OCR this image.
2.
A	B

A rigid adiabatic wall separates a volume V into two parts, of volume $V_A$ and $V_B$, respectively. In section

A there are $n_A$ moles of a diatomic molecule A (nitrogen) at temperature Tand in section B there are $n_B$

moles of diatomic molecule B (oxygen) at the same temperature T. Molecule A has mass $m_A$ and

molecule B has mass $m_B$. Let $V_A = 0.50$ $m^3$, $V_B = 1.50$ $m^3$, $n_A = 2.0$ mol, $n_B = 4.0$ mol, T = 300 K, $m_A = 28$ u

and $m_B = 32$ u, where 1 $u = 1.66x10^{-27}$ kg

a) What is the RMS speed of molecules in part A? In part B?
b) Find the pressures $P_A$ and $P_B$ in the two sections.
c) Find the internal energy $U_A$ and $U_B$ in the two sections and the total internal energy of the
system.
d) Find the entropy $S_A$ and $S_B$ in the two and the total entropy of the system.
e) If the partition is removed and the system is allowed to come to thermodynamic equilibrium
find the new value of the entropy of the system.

Exercise brief: Look through the entries and find each line that has the string "system". Copy those lines.

Response to the exercise:
system.
d) Find the entropy $S_A$ and $S_B$ in the two and the total entropy of the system.
e) If the partition is removed and the system is allowed to come to thermodynamic equilibrium
find the new value of the entropy of the system.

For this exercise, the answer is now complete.